___ DATA LINES ___

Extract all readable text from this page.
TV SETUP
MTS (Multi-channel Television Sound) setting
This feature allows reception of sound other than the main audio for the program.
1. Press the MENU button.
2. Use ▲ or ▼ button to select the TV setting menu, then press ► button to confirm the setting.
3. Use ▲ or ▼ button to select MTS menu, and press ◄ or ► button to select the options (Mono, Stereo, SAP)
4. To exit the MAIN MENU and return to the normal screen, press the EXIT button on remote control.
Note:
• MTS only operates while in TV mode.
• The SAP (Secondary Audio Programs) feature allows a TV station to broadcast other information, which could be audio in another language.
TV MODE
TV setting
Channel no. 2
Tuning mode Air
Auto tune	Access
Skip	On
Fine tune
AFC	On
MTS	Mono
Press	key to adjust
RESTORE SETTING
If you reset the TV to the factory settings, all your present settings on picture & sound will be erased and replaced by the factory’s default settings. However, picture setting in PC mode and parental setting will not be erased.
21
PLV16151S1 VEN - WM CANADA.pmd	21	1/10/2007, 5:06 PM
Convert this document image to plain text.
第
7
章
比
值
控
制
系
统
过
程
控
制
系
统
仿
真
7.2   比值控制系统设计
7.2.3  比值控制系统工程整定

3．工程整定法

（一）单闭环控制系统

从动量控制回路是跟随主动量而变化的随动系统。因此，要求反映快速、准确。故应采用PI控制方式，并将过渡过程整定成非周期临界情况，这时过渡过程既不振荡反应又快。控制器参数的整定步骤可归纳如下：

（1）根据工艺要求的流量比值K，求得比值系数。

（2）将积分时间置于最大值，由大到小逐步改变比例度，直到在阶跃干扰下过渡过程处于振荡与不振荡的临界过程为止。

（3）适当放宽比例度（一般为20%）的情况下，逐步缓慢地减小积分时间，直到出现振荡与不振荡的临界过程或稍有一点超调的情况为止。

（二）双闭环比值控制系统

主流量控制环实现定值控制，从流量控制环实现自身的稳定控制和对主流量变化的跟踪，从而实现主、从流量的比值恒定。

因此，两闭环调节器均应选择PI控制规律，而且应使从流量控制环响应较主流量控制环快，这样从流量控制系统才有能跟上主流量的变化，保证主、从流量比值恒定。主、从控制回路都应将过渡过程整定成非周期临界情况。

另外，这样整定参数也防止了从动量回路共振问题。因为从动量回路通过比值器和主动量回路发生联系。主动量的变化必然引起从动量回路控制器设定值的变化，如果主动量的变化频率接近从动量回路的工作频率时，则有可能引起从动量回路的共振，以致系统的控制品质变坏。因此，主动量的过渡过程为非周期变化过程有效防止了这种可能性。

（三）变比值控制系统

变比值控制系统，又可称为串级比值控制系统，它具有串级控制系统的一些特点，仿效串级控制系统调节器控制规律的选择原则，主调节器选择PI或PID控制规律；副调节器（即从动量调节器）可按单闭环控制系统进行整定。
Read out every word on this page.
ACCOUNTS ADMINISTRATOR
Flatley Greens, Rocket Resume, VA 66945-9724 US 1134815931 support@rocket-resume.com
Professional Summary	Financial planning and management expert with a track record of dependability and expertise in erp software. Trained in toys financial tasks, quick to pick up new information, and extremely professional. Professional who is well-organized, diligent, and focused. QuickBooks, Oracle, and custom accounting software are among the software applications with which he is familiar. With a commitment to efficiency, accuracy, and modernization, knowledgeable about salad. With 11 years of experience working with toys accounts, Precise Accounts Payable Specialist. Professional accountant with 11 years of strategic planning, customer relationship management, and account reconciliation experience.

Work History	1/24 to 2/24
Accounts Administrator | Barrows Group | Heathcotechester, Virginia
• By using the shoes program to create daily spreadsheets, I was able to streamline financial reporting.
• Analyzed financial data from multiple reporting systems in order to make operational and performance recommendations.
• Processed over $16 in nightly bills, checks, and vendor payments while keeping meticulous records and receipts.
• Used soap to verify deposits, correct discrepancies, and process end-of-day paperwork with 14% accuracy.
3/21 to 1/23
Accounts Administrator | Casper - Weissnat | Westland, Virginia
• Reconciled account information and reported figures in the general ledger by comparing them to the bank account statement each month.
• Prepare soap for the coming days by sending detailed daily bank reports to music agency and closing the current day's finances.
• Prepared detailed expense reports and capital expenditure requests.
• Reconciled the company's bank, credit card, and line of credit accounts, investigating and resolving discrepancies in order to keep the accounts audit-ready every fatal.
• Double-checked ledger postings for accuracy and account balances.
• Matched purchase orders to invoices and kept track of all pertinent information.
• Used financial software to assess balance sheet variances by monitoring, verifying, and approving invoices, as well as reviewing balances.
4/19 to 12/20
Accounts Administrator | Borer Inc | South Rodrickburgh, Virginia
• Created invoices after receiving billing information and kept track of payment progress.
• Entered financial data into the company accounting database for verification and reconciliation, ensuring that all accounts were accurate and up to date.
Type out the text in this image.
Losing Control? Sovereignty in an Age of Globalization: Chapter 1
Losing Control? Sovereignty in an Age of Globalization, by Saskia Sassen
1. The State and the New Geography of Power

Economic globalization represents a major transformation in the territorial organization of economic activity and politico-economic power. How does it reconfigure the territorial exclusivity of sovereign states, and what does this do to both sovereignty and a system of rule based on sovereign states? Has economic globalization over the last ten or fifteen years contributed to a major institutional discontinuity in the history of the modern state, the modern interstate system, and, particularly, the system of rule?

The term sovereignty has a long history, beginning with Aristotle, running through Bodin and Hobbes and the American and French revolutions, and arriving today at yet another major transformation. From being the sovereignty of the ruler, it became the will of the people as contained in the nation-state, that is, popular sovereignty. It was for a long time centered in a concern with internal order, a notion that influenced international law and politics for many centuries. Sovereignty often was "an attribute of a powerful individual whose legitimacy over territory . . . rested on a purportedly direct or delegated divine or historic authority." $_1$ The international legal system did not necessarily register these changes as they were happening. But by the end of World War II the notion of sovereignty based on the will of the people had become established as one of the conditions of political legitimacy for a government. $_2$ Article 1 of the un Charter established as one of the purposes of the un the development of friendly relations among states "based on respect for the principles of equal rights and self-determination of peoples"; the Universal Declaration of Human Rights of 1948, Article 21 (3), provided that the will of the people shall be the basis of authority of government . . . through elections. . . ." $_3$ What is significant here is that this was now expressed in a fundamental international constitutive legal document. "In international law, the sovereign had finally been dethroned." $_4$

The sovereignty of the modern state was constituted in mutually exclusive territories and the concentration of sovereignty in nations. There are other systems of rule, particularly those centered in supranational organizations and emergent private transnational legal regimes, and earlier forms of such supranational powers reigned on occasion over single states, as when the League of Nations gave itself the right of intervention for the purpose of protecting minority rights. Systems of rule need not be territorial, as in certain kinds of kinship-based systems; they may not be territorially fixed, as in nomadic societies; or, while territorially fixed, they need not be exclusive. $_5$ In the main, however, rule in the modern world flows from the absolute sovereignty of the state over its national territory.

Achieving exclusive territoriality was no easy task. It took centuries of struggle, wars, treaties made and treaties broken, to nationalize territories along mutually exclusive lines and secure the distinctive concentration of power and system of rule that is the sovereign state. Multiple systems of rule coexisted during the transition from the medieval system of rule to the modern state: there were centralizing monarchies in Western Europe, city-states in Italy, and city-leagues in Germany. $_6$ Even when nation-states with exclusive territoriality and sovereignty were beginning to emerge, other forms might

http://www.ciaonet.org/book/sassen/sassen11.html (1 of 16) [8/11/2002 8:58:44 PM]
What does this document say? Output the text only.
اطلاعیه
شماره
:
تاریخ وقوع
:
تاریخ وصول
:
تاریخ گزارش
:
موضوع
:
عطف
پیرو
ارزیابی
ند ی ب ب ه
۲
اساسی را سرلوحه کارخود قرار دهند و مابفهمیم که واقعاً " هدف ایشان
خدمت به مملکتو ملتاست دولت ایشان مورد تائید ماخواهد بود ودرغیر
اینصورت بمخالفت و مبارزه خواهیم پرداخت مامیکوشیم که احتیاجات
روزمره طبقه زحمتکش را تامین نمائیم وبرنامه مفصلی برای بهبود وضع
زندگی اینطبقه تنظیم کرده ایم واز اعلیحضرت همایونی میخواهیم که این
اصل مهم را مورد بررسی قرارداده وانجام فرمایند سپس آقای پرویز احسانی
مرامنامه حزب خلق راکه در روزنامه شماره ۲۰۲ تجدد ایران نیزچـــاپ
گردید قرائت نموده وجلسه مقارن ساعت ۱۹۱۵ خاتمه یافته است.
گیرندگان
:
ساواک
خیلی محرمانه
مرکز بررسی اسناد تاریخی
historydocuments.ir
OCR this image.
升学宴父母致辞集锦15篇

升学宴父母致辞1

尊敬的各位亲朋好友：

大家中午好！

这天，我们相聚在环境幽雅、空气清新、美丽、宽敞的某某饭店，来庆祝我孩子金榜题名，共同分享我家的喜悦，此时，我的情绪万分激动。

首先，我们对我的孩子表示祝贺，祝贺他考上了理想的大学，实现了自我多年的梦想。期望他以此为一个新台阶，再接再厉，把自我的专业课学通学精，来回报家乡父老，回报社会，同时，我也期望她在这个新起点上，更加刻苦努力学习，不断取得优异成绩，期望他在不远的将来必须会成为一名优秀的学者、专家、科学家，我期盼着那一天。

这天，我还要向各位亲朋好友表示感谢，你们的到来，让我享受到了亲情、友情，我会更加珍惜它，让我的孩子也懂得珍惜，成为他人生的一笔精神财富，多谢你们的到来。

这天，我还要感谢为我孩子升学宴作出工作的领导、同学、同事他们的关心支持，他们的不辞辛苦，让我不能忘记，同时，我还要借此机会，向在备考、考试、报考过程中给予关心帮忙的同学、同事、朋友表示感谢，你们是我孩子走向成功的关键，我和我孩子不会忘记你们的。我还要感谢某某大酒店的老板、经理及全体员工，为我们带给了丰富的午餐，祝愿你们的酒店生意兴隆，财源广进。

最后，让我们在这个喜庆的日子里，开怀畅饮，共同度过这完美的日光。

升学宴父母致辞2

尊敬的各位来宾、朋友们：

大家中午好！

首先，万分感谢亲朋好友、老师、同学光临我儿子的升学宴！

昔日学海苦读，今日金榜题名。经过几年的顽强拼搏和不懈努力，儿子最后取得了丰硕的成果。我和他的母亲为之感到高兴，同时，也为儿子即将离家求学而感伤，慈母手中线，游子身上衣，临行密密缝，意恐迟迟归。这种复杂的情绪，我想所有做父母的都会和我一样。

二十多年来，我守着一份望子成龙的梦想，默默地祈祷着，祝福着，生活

___

## INSTRUCTION
Give back exactly the lines from the line containing "OCR this image." to the end of the entries, and no other lines.

## TASK SOLUTION
OCR this image.
升学宴父母致辞集锦15篇

升学宴父母致辞1

尊敬的各位亲朋好友：

大家中午好！

这天，我们相聚在环境幽雅、空气清新、美丽、宽敞的某某饭店，来庆祝我孩子金榜题名，共同分享我家的喜悦，此时，我的情绪万分激动。

首先，我们对我的孩子表示祝贺，祝贺他考上了理想的大学，实现了自我多年的梦想。期望他以此为一个新台阶，再接再厉，把自我的专业课学通学精，来回报家乡父老，回报社会，同时，我也期望她在这个新起点上，更加刻苦努力学习，不断取得优异成绩，期望他在不远的将来必须会成为一名优秀的学者、专家、科学家，我期盼着那一天。

这天，我还要向各位亲朋好友表示感谢，你们的到来，让我享受到了亲情、友情，我会更加珍惜它，让我的孩子也懂得珍惜，成为他人生的一笔精神财富，多谢你们的到来。

这天，我还要感谢为我孩子升学宴作出工作的领导、同学、同事他们的关心支持，他们的不辞辛苦，让我不能忘记，同时，我还要借此机会，向在备考、考试、报考过程中给予关心帮忙的同学、同事、朋友表示感谢，你们是我孩子走向成功的关键，我和我孩子不会忘记你们的。我还要感谢某某大酒店的老板、经理及全体员工，为我们带给了丰富的午餐，祝愿你们的酒店生意兴隆，财源广进。

最后，让我们在这个喜庆的日子里，开怀畅饮，共同度过这完美的日光。

升学宴父母致辞2

尊敬的各位来宾、朋友们：

大家中午好！

首先，万分感谢亲朋好友、老师、同学光临我儿子的升学宴！

昔日学海苦读，今日金榜题名。经过几年的顽强拼搏和不懈努力，儿子最后取得了丰硕的成果。我和他的母亲为之感到高兴，同时，也为儿子即将离家求学而感伤，慈母手中线，游子身上衣，临行密密缝，意恐迟迟归。这种复杂的情绪，我想所有做父母的都会和我一样。

二十多年来，我守着一份望子成龙的梦想，默默地祈祷着，祝福着，生活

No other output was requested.